● GIVEN EXERCISE: Every entry should be repeated exactly. Omit the pictures.

● GIVEN ENTRIES:
#####
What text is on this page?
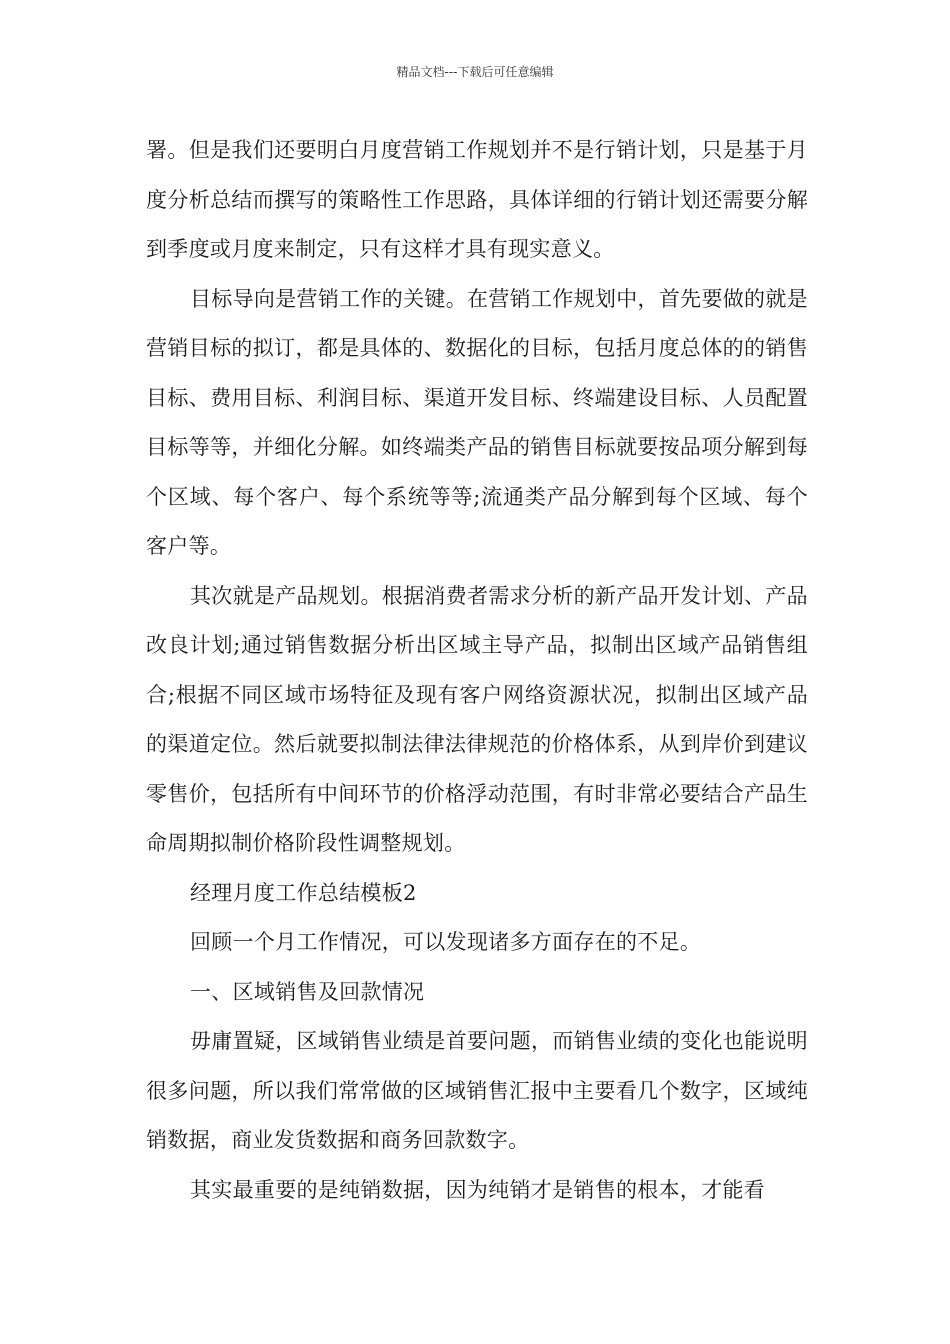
精品文档---下载后可任意编辑

署。但是我们还要明白月度营销工作规划并不是行销计划，只是基于月度分析总结而撰写的策略性工作思路，具体详细的行销计划还需要分解到季度或月度来制定，只有这样才具有现实意义。

目标导向是营销工作的关键。在营销工作规划中，首先要做的就是营销目标的拟订，都是具体的、数据化的目标，包括月度总体的的销售目标、费用目标、利润目标、渠道开发目标、终端建设目标、人员配置目标等等，并细化分解。如终端类产品的销售目标就要按品项分解到每个区域、每个客户、每个系统等等;流通类产品分解到每个区域、每个客户等。

其次就是产品规划。根据消费者需求分析的新产品开发计划、产品改良计划;通过销售数据分析出区域主导产品，拟制出区域产品销售组合;根据不同区域市场特征及现有客户网络资源状况，拟制出区域产品的渠道定位。然后就要拟制法律法律规范的价格体系，从到岸价到建议零售价，包括所有中间环节的价格浮动范围，有时非常必要结合产品生命周期拟制价格阶段性调整规划。

经理月度工作总结模板2

回顾一个月工作情况，可以发现诸多方面存在的不足。

一、区域销售及回款情况

毋庸置疑，区域销售业绩是首要问题，而销售业绩的变化也能说明很多问题，所以我们常常做的区域销售汇报中主要看几个数字，区域纯销数据，商业发货数据和商务回款数字。

其实最重要的是纯销数据，因为纯销才是销售的根本，才能看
#####
● ANSWER TO THIS PROBLEM:
What text is on this page?
精品文档---下载后可任意编辑

署。但是我们还要明白月度营销工作规划并不是行销计划，只是基于月度分析总结而撰写的策略性工作思路，具体详细的行销计划还需要分解到季度或月度来制定，只有这样才具有现实意义。

目标导向是营销工作的关键。在营销工作规划中，首先要做的就是营销目标的拟订，都是具体的、数据化的目标，包括月度总体的的销售目标、费用目标、利润目标、渠道开发目标、终端建设目标、人员配置目标等等，并细化分解。如终端类产品的销售目标就要按品项分解到每个区域、每个客户、每个系统等等;流通类产品分解到每个区域、每个客户等。

其次就是产品规划。根据消费者需求分析的新产品开发计划、产品改良计划;通过销售数据分析出区域主导产品，拟制出区域产品销售组合;根据不同区域市场特征及现有客户网络资源状况，拟制出区域产品的渠道定位。然后就要拟制法律法律规范的价格体系，从到岸价到建议零售价，包括所有中间环节的价格浮动范围，有时非常必要结合产品生命周期拟制价格阶段性调整规划。

经理月度工作总结模板2

回顾一个月工作情况，可以发现诸多方面存在的不足。

一、区域销售及回款情况

毋庸置疑，区域销售业绩是首要问题，而销售业绩的变化也能说明很多问题，所以我们常常做的区域销售汇报中主要看几个数字，区域纯销数据，商业发货数据和商务回款数字。

其实最重要的是纯销数据，因为纯销才是销售的根本，才能看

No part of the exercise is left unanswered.